Collection entries
— BEGIN —

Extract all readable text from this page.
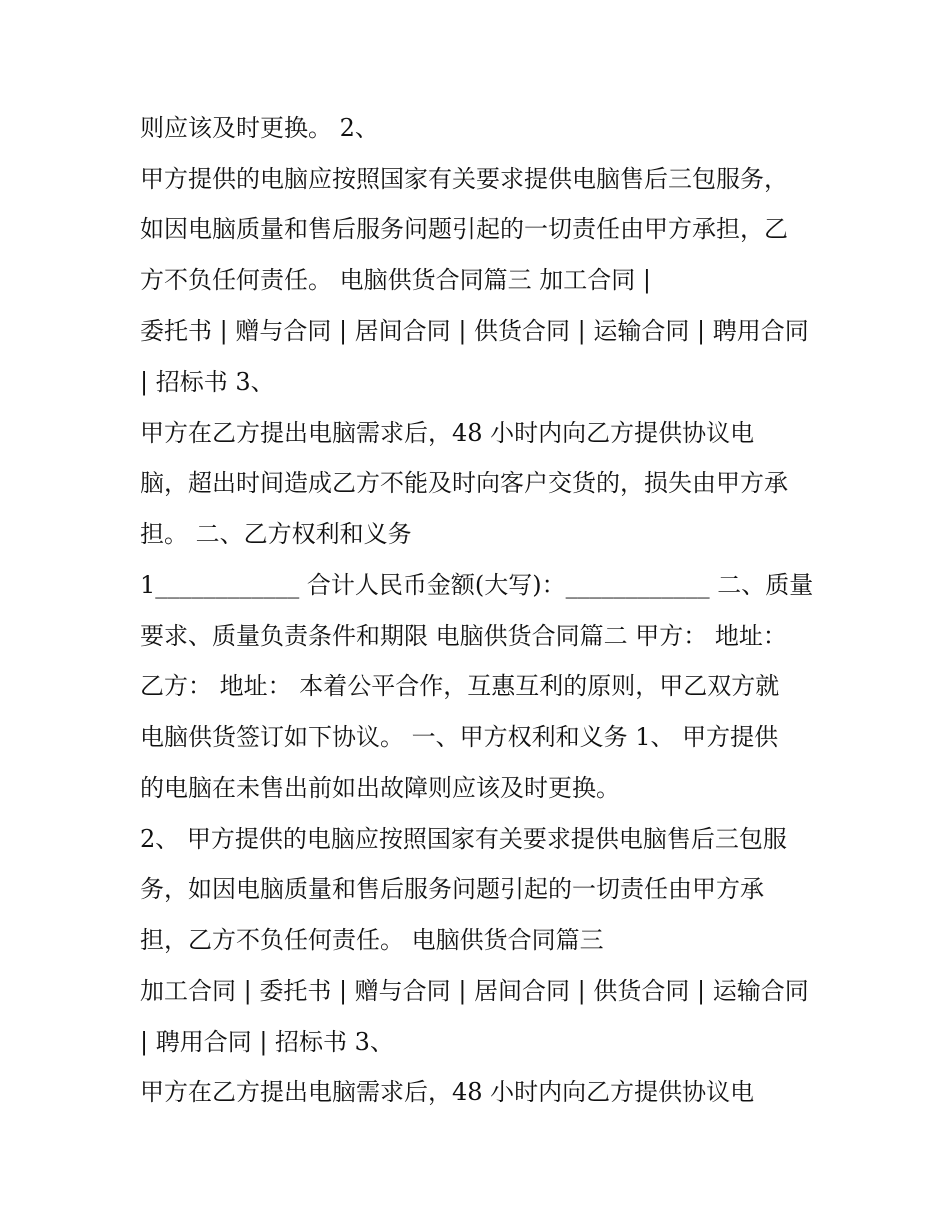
则应该及时更换。 2、

甲方提供的电脑应按照国家有关要求提供电脑售后三包服务，

如因电脑质量和售后服务问题引起的一切责任由甲方承担，乙

方不负任何责任。 电脑供货合同篇三 加工合同 |

委托书 | 赠与合同 | 居间合同 | 供货合同 | 运输合同 | 聘用合同

| 招标书 3、

甲方在乙方提出电脑需求后，48 小时内向乙方提供协议电

脑，超出时间造成乙方不能及时向客户交货的，损失由甲方承

担。 二、乙方权利和义务

1____________ 合计人民币金额(大写)：____________ 二、质量

要求、质量负责条件和期限 电脑供货合同篇二 甲方： 地址：

乙方： 地址： 本着公平合作，互惠互利的原则，甲乙双方就

电脑供货签订如下协议。 一、甲方权利和义务 1、 甲方提供

的电脑在未售出前如出故障则应该及时更换。

2、 甲方提供的电脑应按照国家有关要求提供电脑售后三包服

务，如因电脑质量和售后服务问题引起的一切责任由甲方承

担，乙方不负任何责任。 电脑供货合同篇三

加工合同 | 委托书 | 赠与合同 | 居间合同 | 供货合同 | 运输合同

| 聘用合同 | 招标书 3、

甲方在乙方提出电脑需求后，48 小时内向乙方提供协议电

— END —

▸ WHAT THIS TASK INVOLVES: Count the lines in the entries above that include the string "电脑供货合同篇三", then give only that figure.

▸ OUTPUT FOR THIS EXERCISE: 2